-- Do this --
Write out all of the entries exactly, please.

(Structured figure records)
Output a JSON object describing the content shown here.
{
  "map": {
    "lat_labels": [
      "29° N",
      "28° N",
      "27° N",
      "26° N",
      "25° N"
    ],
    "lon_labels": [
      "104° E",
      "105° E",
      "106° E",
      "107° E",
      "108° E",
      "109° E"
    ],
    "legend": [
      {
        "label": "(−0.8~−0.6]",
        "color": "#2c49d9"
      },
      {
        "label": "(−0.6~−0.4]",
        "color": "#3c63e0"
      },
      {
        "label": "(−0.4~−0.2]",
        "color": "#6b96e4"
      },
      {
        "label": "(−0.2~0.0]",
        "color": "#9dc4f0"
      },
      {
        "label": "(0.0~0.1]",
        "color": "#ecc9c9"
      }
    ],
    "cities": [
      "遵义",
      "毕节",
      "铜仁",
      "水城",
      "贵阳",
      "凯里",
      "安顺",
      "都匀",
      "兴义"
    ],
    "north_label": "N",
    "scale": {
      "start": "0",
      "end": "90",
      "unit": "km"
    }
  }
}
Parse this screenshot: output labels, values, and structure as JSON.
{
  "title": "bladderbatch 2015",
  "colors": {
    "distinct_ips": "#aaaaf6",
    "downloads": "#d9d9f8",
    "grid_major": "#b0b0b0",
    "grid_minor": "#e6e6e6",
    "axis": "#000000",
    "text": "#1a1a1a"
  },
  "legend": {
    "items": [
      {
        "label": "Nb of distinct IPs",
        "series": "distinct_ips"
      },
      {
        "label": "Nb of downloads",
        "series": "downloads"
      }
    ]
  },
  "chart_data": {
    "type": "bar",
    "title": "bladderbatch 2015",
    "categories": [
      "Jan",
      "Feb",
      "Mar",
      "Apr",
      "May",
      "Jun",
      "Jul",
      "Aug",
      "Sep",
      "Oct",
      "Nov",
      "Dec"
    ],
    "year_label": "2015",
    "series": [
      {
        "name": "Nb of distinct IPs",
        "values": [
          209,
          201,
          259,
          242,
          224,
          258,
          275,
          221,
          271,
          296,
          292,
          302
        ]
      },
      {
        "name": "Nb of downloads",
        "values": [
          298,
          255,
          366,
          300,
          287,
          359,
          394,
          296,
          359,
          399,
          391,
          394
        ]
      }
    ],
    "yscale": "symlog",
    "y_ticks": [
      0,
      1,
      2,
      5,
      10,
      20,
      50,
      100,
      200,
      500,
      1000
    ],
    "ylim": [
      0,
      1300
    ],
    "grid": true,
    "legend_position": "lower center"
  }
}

-- Exercise solution --
Output a JSON object describing the content shown here.
{
  "map": {
    "lat_labels": [
      "29° N",
      "28° N",
      "27° N",
      "26° N",
      "25° N"
    ],
    "lon_labels": [
      "104° E",
      "105° E",
      "106° E",
      "107° E",
      "108° E",
      "109° E"
    ],
    "legend": [
      {
        "label": "(−0.8~−0.6]",
        "color": "#2c49d9"
      },
      {
        "label": "(−0.6~−0.4]",
        "color": "#3c63e0"
      },
      {
        "label": "(−0.4~−0.2]",
        "color": "#6b96e4"
      },
      {
        "label": "(−0.2~0.0]",
        "color": "#9dc4f0"
      },
      {
        "label": "(0.0~0.1]",
        "color": "#ecc9c9"
      }
    ],
    "cities": [
      "遵义",
      "毕节",
      "铜仁",
      "水城",
      "贵阳",
      "凯里",
      "安顺",
      "都匀",
      "兴义"
    ],
    "north_label": "N",
    "scale": {
      "start": "0",
      "end": "90",
      "unit": "km"
    }
  }
}
Parse this screenshot: output labels, values, and structure as JSON.
{
  "title": "bladderbatch 2015",
  "colors": {
    "distinct_ips": "#aaaaf6",
    "downloads": "#d9d9f8",
    "grid_major": "#b0b0b0",
    "grid_minor": "#e6e6e6",
    "axis": "#000000",
    "text": "#1a1a1a"
  },
  "legend": {
    "items": [
      {
        "label": "Nb of distinct IPs",
        "series": "distinct_ips"
      },
      {
        "label": "Nb of downloads",
        "series": "downloads"
      }
    ]
  },
  "chart_data": {
    "type": "bar",
    "title": "bladderbatch 2015",
    "categories": [
      "Jan",
      "Feb",
      "Mar",
      "Apr",
      "May",
      "Jun",
      "Jul",
      "Aug",
      "Sep",
      "Oct",
      "Nov",
      "Dec"
    ],
    "year_label": "2015",
    "series": [
      {
        "name": "Nb of distinct IPs",
        "values": [
          209,
          201,
          259,
          242,
          224,
          258,
          275,
          221,
          271,
          296,
          292,
          302
        ]
      },
      {
        "name": "Nb of downloads",
        "values": [
          298,
          255,
          366,
          300,
          287,
          359,
          394,
          296,
          359,
          399,
          391,
          394
        ]
      }
    ],
    "yscale": "symlog",
    "y_ticks": [
      0,
      1,
      2,
      5,
      10,
      20,
      50,
      100,
      200,
      500,
      1000
    ],
    "ylim": [
      0,
      1300
    ],
    "grid": true,
    "legend_position": "lower center"
  }
}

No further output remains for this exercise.